[Start of Input rows]

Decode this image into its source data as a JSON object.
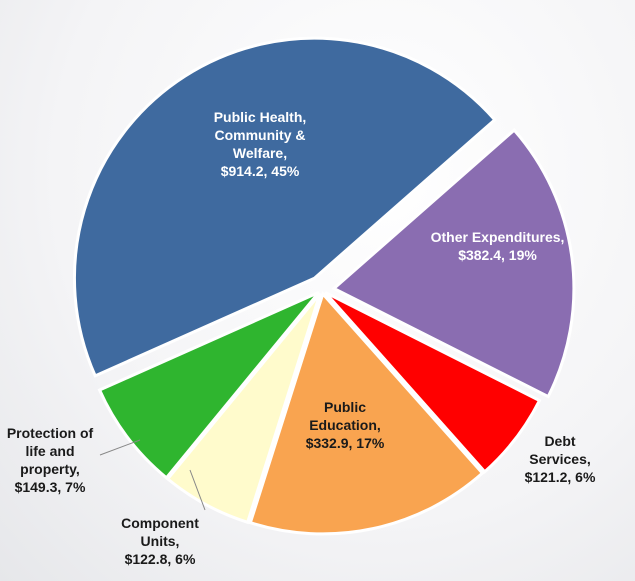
{
  "chart_data": {
    "type": "pie",
    "categories": [
      "Public Health, Community & Welfare,",
      "Other Expenditures,",
      "Debt Services,",
      "Public Education,",
      "Component Units,",
      "Protection of life and property,"
    ],
    "values": [
      914.2,
      382.4,
      121.2,
      332.9,
      122.8,
      149.3
    ],
    "value_labels": [
      "$914.2, 45%",
      "$382.4, 19%",
      "$121.2, 6%",
      "$332.9, 17%",
      "$122.8, 6%",
      "$149.3, 7%"
    ],
    "colors": [
      "#3f6a9f",
      "#8a6db1",
      "#ff0000",
      "#f9a450",
      "#fffbcc",
      "#2fb52f"
    ]
  }
}
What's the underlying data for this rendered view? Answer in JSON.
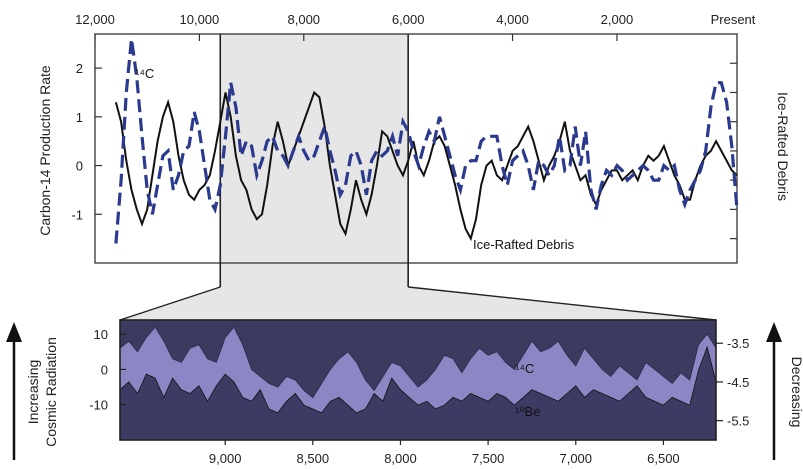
{
  "chart_data": [
    {
      "type": "line",
      "xlabel": "",
      "ylabel": "Carbon-14 Production Rate",
      "ylabel_right": "Ice-Rafted Debris",
      "x_ticks": [
        12000,
        10000,
        8000,
        6000,
        4000,
        2000
      ],
      "x_tick_labels": [
        "12,000",
        "10,000",
        "8,000",
        "6,000",
        "4,000",
        "2,000"
      ],
      "x_end_label": "Present",
      "x_range": [
        12000,
        -300
      ],
      "y_ticks": [
        2,
        1,
        0,
        -1
      ],
      "y_tick_labels": [
        "2",
        "1",
        "0",
        "-1"
      ],
      "ylim": [
        -2,
        2.7
      ],
      "series": [
        {
          "name": "¹⁴C",
          "style": "dashed",
          "color": "#2b3a8f",
          "x": [
            11600,
            11500,
            11400,
            11300,
            11200,
            11100,
            11000,
            10900,
            10800,
            10700,
            10600,
            10500,
            10400,
            10300,
            10200,
            10100,
            10000,
            9900,
            9800,
            9700,
            9600,
            9500,
            9400,
            9300,
            9200,
            9100,
            9000,
            8900,
            8800,
            8700,
            8600,
            8500,
            8400,
            8300,
            8200,
            8100,
            8000,
            7900,
            7800,
            7700,
            7600,
            7500,
            7400,
            7300,
            7200,
            7100,
            7000,
            6900,
            6800,
            6700,
            6600,
            6500,
            6400,
            6300,
            6200,
            6100,
            6000,
            5900,
            5800,
            5700,
            5600,
            5500,
            5400,
            5300,
            5200,
            5100,
            5000,
            4900,
            4800,
            4700,
            4600,
            4500,
            4400,
            4300,
            4200,
            4100,
            4000,
            3900,
            3800,
            3700,
            3600,
            3500,
            3400,
            3300,
            3200,
            3100,
            3000,
            2900,
            2800,
            2700,
            2600,
            2500,
            2400,
            2300,
            2200,
            2100,
            2000,
            1900,
            1800,
            1700,
            1600,
            1500,
            1400,
            1300,
            1200,
            1100,
            1000,
            900,
            800,
            700,
            600,
            500,
            400,
            300,
            200,
            100,
            0,
            -100,
            -200,
            -300
          ],
          "values": [
            -1.6,
            -0.3,
            1.5,
            2.6,
            1.8,
            0.6,
            -0.5,
            -1.0,
            -0.4,
            0.2,
            0.3,
            -0.5,
            -0.2,
            0.3,
            0.4,
            1.1,
            0.7,
            0.0,
            -0.7,
            -0.9,
            -0.4,
            0.6,
            1.7,
            1.2,
            0.2,
            0.5,
            0.4,
            -0.2,
            0.1,
            0.5,
            0.6,
            0.3,
            0.2,
            0.0,
            0.3,
            0.6,
            0.3,
            0.1,
            0.2,
            0.5,
            0.8,
            0.3,
            -0.1,
            -0.6,
            -0.4,
            0.2,
            0.3,
            0.0,
            -0.6,
            0.1,
            0.3,
            0.2,
            0.3,
            0.6,
            0.2,
            0.9,
            0.7,
            0.3,
            0.0,
            0.4,
            0.7,
            0.5,
            1.0,
            0.6,
            0.2,
            -0.2,
            -0.5,
            0.0,
            0.1,
            0.1,
            0.5,
            0.6,
            0.6,
            0.6,
            0.0,
            -0.4,
            0.1,
            0.2,
            0.3,
            0.0,
            -0.5,
            0.1,
            0.0,
            -0.2,
            0.0,
            0.6,
            -0.1,
            0.0,
            0.8,
            0.0,
            0.7,
            -0.5,
            -0.9,
            -0.4,
            -0.1,
            -0.2,
            0.0,
            -0.1,
            -0.3,
            -0.2,
            -0.1,
            0.0,
            -0.1,
            -0.3,
            -0.3,
            0.0,
            -0.1,
            0.0,
            -0.5,
            -0.8,
            -0.5,
            -0.3,
            -0.1,
            0.3,
            1.2,
            1.7,
            1.7,
            1.3,
            0.4,
            -0.9
          ]
        },
        {
          "name": "Ice-Rafted Debris",
          "style": "solid",
          "color": "#111111",
          "x": [
            11600,
            11500,
            11400,
            11300,
            11200,
            11100,
            11000,
            10900,
            10800,
            10700,
            10600,
            10500,
            10400,
            10300,
            10200,
            10100,
            10000,
            9900,
            9800,
            9700,
            9600,
            9500,
            9400,
            9300,
            9200,
            9100,
            9000,
            8900,
            8800,
            8700,
            8600,
            8500,
            8400,
            8300,
            8200,
            8100,
            8000,
            7900,
            7800,
            7700,
            7600,
            7500,
            7400,
            7300,
            7200,
            7100,
            7000,
            6900,
            6800,
            6700,
            6600,
            6500,
            6400,
            6300,
            6200,
            6100,
            6000,
            5900,
            5800,
            5700,
            5600,
            5500,
            5400,
            5300,
            5200,
            5100,
            5000,
            4900,
            4800,
            4700,
            4600,
            4500,
            4400,
            4300,
            4200,
            4100,
            4000,
            3900,
            3800,
            3700,
            3600,
            3500,
            3400,
            3300,
            3200,
            3100,
            3000,
            2900,
            2800,
            2700,
            2600,
            2500,
            2400,
            2300,
            2200,
            2100,
            2000,
            1900,
            1800,
            1700,
            1600,
            1500,
            1400,
            1300,
            1200,
            1100,
            1000,
            900,
            800,
            700,
            600,
            500,
            400,
            300,
            200,
            100,
            0,
            -100,
            -200,
            -300
          ],
          "values": [
            1.3,
            0.9,
            0.1,
            -0.5,
            -0.9,
            -1.2,
            -0.9,
            -0.2,
            0.5,
            1.0,
            1.3,
            0.9,
            0.2,
            -0.3,
            -0.6,
            -0.7,
            -0.5,
            -0.4,
            -0.2,
            0.3,
            0.9,
            1.5,
            1.0,
            0.2,
            -0.3,
            -0.5,
            -0.9,
            -1.1,
            -1.0,
            -0.4,
            0.4,
            0.9,
            0.5,
            0.0,
            0.3,
            0.6,
            0.9,
            1.2,
            1.5,
            1.4,
            0.8,
            0.0,
            -0.6,
            -1.2,
            -1.4,
            -0.9,
            -0.3,
            -0.7,
            -1.0,
            -0.6,
            0.0,
            0.7,
            0.6,
            0.3,
            0.0,
            -0.2,
            0.1,
            0.5,
            0.0,
            -0.2,
            0.1,
            0.5,
            0.6,
            0.4,
            0.0,
            -0.4,
            -0.9,
            -1.3,
            -1.5,
            -1.1,
            -0.4,
            0.0,
            0.1,
            -0.2,
            -0.3,
            0.0,
            0.3,
            0.4,
            0.6,
            0.8,
            0.5,
            0.1,
            -0.3,
            0.0,
            0.2,
            0.5,
            0.9,
            0.3,
            0.0,
            -0.3,
            -0.2,
            -0.6,
            -0.8,
            -0.5,
            -0.3,
            -0.1,
            -0.1,
            -0.3,
            -0.2,
            -0.1,
            -0.3,
            0.0,
            0.2,
            0.1,
            0.2,
            0.4,
            0.1,
            -0.2,
            -0.4,
            -0.7,
            -0.7,
            -0.3,
            0.0,
            0.2,
            0.3,
            0.5,
            0.3,
            0.1,
            -0.1,
            -0.2
          ]
        }
      ],
      "annotations": [
        "Ice-Rafted Debris"
      ]
    },
    {
      "type": "area",
      "ylabel_left": [
        "Increasing",
        "Cosmic Radiation"
      ],
      "ylabel_right": "Decreasing",
      "x_ticks": [
        9000,
        8500,
        8000,
        7500,
        7000,
        6500
      ],
      "x_tick_labels": [
        "9,000",
        "8,500",
        "8,000",
        "7,500",
        "7,000",
        "6,500"
      ],
      "x_range": [
        9600,
        6200
      ],
      "y_ticks": [
        10,
        0,
        -10
      ],
      "y_tick_labels": [
        "10",
        "0",
        "-10"
      ],
      "ylim": [
        -20,
        14
      ],
      "y_right_ticks": [
        -3.5,
        -4.5,
        -5.5
      ],
      "y_right_tick_labels": [
        "-3.5",
        "-4.5",
        "-5.5"
      ],
      "y_right_lim": [
        -6.0,
        -2.9
      ],
      "series": [
        {
          "name": "¹⁴C",
          "axis": "left",
          "color": "#8c87c4",
          "x": [
            9600,
            9550,
            9500,
            9450,
            9400,
            9350,
            9300,
            9250,
            9200,
            9150,
            9100,
            9050,
            9000,
            8950,
            8900,
            8850,
            8800,
            8750,
            8700,
            8650,
            8600,
            8550,
            8500,
            8450,
            8400,
            8350,
            8300,
            8250,
            8200,
            8150,
            8100,
            8050,
            8000,
            7950,
            7900,
            7850,
            7800,
            7750,
            7700,
            7650,
            7600,
            7550,
            7500,
            7450,
            7400,
            7350,
            7300,
            7250,
            7200,
            7150,
            7100,
            7050,
            7000,
            6950,
            6900,
            6850,
            6800,
            6750,
            6700,
            6650,
            6600,
            6550,
            6500,
            6450,
            6400,
            6350,
            6300,
            6250,
            6200
          ],
          "values": [
            6,
            8,
            5,
            9,
            12,
            8,
            3,
            2,
            6,
            7,
            3,
            2,
            9,
            12,
            7,
            0,
            -2,
            -4,
            -5,
            -2,
            -3,
            -6,
            -8,
            -4,
            0,
            3,
            5,
            2,
            -3,
            -6,
            -2,
            2,
            1,
            -2,
            -5,
            -3,
            0,
            4,
            3,
            -1,
            3,
            6,
            4,
            5,
            2,
            0,
            4,
            8,
            5,
            6,
            8,
            4,
            1,
            6,
            3,
            0,
            -2,
            1,
            -1,
            -3,
            2,
            0,
            -2,
            -4,
            -1,
            -3,
            7,
            10,
            6
          ]
        },
        {
          "name": "¹⁰Be",
          "axis": "right",
          "color": "#3d3b63",
          "x": [
            9600,
            9550,
            9500,
            9450,
            9400,
            9350,
            9300,
            9250,
            9200,
            9150,
            9100,
            9050,
            9000,
            8950,
            8900,
            8850,
            8800,
            8750,
            8700,
            8650,
            8600,
            8550,
            8500,
            8450,
            8400,
            8350,
            8300,
            8250,
            8200,
            8150,
            8100,
            8050,
            8000,
            7950,
            7900,
            7850,
            7800,
            7750,
            7700,
            7650,
            7600,
            7550,
            7500,
            7450,
            7400,
            7350,
            7300,
            7250,
            7200,
            7150,
            7100,
            7050,
            7000,
            6950,
            6900,
            6850,
            6800,
            6750,
            6700,
            6650,
            6600,
            6550,
            6500,
            6450,
            6400,
            6350,
            6300,
            6250,
            6200
          ],
          "values": [
            -4.7,
            -4.5,
            -4.8,
            -4.3,
            -4.4,
            -4.9,
            -4.4,
            -4.7,
            -4.8,
            -4.6,
            -5.0,
            -4.6,
            -4.3,
            -4.5,
            -4.9,
            -5.0,
            -4.7,
            -5.2,
            -5.3,
            -5.0,
            -4.8,
            -5.1,
            -5.2,
            -5.3,
            -5.0,
            -4.9,
            -5.1,
            -5.3,
            -5.2,
            -4.8,
            -5.0,
            -4.4,
            -4.7,
            -4.9,
            -5.1,
            -5.0,
            -5.2,
            -5.1,
            -4.9,
            -5.0,
            -4.8,
            -4.9,
            -5.0,
            -4.8,
            -4.9,
            -5.1,
            -4.9,
            -4.7,
            -4.8,
            -4.9,
            -5.0,
            -4.8,
            -4.6,
            -4.9,
            -4.7,
            -4.8,
            -4.9,
            -5.0,
            -4.8,
            -4.6,
            -4.9,
            -5.0,
            -5.1,
            -4.9,
            -5.0,
            -5.1,
            -4.2,
            -3.6,
            -4.5
          ]
        }
      ]
    }
  ]
}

[End of Input rows]

▶ [Task to complete]: Report all lines of the material that contain the word "Public".

▶ [Result]:
      "Public Health, Community & Welfare,",
      "Public Education,",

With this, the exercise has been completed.